>> BEGIN

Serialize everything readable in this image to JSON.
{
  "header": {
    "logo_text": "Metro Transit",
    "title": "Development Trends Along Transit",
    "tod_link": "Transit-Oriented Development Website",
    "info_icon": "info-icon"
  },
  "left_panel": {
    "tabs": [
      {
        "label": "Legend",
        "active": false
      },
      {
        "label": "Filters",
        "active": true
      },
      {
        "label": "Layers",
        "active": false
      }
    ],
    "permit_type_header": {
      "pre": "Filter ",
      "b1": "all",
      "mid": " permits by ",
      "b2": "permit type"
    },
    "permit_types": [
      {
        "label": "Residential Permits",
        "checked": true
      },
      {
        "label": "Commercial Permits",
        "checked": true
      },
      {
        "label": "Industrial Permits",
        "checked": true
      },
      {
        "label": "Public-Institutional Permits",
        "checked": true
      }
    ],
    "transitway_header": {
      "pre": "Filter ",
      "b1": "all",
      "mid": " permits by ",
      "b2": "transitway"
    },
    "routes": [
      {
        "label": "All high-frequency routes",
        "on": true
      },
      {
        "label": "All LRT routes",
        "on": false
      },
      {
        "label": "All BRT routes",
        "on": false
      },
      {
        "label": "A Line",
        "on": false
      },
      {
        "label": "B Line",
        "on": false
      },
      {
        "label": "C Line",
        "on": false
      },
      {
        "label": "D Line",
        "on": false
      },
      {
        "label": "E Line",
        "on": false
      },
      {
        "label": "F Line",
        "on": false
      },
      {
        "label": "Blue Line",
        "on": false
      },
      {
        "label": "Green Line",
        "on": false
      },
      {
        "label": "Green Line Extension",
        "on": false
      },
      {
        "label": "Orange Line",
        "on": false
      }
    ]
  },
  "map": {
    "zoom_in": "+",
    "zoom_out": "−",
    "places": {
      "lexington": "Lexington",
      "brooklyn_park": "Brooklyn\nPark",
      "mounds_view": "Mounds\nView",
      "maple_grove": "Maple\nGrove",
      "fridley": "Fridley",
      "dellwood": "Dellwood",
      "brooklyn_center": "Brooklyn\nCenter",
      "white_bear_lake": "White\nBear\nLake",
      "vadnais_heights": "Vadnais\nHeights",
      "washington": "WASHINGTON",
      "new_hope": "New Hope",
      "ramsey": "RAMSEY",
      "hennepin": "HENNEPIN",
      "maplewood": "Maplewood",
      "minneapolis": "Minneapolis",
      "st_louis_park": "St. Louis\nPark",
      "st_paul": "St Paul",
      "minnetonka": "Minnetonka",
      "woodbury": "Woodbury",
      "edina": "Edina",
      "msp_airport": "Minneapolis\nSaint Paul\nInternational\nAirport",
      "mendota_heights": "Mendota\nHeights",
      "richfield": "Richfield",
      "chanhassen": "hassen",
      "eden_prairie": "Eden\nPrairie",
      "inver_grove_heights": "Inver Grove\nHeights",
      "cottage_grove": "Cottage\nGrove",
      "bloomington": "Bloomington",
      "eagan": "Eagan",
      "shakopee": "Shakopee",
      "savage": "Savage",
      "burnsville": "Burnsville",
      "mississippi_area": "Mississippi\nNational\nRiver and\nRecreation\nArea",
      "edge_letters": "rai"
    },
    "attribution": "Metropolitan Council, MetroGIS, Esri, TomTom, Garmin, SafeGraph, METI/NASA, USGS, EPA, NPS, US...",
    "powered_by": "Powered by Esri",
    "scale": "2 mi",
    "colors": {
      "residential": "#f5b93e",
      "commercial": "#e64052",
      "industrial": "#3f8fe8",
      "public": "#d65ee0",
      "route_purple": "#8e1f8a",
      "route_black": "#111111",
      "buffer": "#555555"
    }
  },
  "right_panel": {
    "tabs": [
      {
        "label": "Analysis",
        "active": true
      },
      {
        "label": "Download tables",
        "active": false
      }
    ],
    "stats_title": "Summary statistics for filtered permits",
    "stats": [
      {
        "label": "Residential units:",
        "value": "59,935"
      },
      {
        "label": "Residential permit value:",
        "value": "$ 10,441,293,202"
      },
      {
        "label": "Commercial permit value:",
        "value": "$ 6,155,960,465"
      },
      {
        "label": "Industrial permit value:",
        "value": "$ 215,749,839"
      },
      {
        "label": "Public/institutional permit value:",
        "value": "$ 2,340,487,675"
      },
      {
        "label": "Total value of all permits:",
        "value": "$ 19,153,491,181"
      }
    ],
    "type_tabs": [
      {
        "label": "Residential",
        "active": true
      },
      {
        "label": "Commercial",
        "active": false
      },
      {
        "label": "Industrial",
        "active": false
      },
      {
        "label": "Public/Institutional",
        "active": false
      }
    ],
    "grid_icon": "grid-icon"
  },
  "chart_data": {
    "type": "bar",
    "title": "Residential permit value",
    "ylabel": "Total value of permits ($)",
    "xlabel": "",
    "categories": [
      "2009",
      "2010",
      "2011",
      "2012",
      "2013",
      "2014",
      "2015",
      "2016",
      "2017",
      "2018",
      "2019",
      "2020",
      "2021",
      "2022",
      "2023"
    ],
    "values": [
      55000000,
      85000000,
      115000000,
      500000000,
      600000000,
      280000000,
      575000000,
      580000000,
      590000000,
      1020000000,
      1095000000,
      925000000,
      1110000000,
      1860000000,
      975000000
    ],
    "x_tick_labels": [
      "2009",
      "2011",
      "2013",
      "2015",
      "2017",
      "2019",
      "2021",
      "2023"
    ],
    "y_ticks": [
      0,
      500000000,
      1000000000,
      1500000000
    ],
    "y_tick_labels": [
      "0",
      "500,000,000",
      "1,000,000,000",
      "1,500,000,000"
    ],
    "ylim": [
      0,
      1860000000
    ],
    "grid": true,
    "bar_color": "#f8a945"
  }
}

>> END
>> BEGIN

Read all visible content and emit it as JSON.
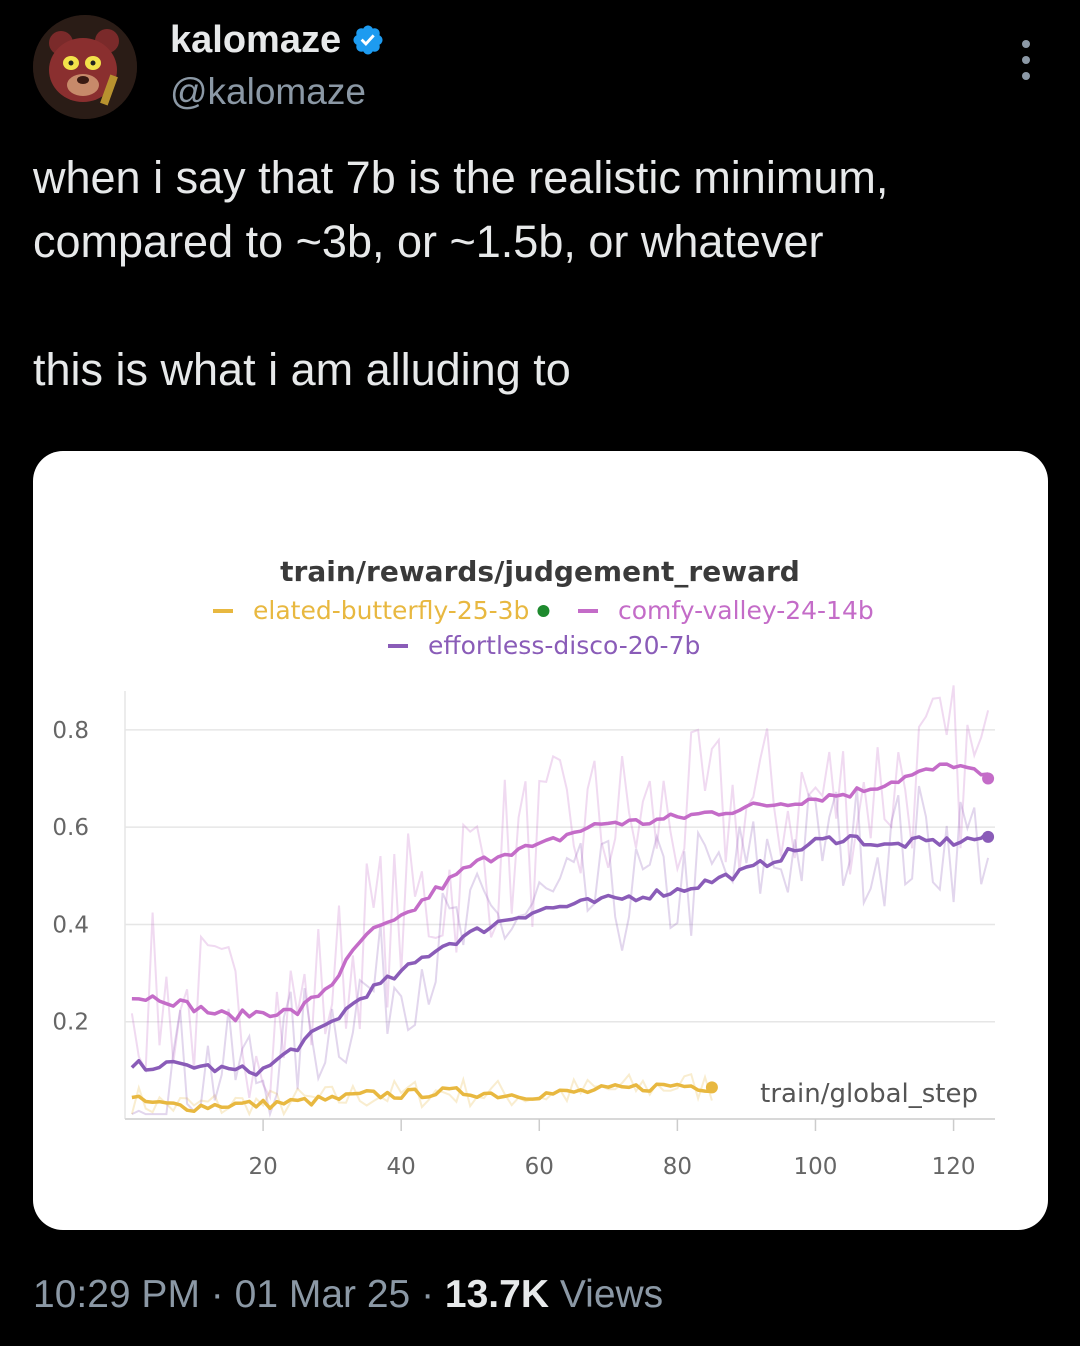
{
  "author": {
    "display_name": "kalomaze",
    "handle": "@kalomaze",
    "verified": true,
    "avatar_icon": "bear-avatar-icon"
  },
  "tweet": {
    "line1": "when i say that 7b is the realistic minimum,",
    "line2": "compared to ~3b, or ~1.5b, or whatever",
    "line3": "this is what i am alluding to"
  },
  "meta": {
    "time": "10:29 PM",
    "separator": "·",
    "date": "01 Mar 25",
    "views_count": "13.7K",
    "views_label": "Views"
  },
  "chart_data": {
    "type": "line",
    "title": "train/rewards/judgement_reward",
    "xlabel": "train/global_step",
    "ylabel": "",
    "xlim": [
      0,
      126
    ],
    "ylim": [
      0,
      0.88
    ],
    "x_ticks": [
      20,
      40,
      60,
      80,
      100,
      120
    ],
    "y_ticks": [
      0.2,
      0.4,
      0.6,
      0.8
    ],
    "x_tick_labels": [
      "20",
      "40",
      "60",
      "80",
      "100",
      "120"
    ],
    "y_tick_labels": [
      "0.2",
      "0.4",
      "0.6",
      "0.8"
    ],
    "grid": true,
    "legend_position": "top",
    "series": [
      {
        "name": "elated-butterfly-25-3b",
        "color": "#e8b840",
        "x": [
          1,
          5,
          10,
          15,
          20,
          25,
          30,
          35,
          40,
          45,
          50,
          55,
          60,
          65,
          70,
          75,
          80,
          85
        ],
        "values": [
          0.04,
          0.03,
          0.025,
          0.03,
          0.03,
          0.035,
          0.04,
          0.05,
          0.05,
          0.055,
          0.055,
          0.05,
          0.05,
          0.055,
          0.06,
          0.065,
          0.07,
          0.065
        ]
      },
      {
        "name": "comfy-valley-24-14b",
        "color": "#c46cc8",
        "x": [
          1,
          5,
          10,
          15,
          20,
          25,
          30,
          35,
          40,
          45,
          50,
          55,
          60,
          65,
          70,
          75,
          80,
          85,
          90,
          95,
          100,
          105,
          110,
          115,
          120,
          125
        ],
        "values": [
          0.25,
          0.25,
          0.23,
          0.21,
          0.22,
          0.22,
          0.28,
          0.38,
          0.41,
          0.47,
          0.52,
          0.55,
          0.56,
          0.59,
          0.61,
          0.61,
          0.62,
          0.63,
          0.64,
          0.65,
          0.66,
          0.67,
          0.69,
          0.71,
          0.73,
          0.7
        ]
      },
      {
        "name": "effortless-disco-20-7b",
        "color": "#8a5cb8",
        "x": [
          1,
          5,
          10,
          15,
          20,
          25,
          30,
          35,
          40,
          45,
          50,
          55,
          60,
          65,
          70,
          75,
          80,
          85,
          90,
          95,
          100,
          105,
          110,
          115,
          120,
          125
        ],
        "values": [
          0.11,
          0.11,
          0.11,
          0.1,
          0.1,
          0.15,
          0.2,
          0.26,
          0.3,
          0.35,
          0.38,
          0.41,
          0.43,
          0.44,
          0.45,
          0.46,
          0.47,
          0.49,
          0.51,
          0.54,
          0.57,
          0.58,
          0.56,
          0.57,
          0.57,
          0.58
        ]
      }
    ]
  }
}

>> END
>> BEGIN

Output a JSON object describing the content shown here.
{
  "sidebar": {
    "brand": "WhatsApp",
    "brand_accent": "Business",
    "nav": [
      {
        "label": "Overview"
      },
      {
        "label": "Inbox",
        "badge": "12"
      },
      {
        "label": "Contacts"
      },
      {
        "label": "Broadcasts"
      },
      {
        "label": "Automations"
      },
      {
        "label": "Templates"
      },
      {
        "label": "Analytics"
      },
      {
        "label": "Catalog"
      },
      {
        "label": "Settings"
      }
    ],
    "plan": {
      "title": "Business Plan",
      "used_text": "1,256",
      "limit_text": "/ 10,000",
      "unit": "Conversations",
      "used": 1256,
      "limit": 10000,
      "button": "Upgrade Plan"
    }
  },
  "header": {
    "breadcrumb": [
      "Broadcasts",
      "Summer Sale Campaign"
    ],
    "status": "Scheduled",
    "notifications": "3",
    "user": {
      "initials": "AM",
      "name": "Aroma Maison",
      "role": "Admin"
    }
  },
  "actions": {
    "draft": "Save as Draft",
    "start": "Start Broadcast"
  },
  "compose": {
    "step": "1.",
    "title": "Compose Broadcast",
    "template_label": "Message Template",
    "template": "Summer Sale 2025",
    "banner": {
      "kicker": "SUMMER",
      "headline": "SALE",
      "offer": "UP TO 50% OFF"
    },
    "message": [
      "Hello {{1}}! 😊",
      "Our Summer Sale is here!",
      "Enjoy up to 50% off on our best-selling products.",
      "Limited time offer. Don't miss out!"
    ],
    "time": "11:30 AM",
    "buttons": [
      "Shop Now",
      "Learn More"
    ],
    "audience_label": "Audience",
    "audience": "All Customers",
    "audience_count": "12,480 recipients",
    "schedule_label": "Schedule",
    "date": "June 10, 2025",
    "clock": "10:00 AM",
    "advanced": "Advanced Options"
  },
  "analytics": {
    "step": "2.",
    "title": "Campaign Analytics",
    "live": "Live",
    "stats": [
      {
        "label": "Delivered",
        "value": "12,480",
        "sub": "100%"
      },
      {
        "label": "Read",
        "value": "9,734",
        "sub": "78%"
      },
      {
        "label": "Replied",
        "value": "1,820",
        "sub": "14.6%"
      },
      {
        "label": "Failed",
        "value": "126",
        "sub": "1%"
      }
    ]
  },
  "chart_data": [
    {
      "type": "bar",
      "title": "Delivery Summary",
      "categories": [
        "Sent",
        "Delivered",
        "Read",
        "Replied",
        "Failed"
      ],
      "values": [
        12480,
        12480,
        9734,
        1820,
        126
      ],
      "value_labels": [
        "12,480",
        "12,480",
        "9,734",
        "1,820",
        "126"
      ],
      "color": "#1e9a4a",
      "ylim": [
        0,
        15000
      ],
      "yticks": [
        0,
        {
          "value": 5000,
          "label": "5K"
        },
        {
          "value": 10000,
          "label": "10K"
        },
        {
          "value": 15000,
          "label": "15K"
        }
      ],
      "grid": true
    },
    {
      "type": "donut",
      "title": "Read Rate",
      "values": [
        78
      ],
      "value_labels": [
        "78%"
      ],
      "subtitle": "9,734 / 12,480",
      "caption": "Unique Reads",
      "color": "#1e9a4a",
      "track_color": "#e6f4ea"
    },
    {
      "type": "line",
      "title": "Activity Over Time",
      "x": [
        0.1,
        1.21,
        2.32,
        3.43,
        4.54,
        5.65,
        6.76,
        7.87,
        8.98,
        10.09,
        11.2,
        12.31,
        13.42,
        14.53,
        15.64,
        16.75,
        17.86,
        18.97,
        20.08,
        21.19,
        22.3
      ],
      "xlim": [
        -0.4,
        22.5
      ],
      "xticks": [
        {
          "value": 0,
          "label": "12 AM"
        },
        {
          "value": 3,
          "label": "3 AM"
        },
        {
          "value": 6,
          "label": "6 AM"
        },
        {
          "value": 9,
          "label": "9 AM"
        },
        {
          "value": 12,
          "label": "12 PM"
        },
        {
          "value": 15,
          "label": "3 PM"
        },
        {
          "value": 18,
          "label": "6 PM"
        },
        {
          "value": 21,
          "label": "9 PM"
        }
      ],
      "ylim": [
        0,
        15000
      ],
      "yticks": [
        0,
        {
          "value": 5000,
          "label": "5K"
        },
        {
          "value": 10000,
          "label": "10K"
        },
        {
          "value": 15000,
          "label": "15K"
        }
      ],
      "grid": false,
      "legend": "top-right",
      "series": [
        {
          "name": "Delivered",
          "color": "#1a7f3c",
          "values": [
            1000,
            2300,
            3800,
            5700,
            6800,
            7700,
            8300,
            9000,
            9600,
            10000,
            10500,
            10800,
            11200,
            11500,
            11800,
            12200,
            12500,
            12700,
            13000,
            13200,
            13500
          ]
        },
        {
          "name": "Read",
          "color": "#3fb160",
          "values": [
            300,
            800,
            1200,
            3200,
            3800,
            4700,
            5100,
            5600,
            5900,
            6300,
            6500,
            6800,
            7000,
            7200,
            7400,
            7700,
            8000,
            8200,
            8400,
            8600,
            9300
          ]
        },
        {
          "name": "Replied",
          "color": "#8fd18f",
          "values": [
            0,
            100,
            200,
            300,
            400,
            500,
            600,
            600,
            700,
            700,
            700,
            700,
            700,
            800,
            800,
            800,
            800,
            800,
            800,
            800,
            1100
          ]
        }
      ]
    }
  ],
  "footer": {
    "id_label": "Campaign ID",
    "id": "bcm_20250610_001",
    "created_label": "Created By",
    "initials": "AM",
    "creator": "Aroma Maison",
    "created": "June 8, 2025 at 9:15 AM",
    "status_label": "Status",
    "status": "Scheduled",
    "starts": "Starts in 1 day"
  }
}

>> END

▶ [PROBLEM]: Across the entries, how many lines contain "ylabel"? Reply with the number only.

▶ [RESPONSE TO THIS EXERCISE]: 2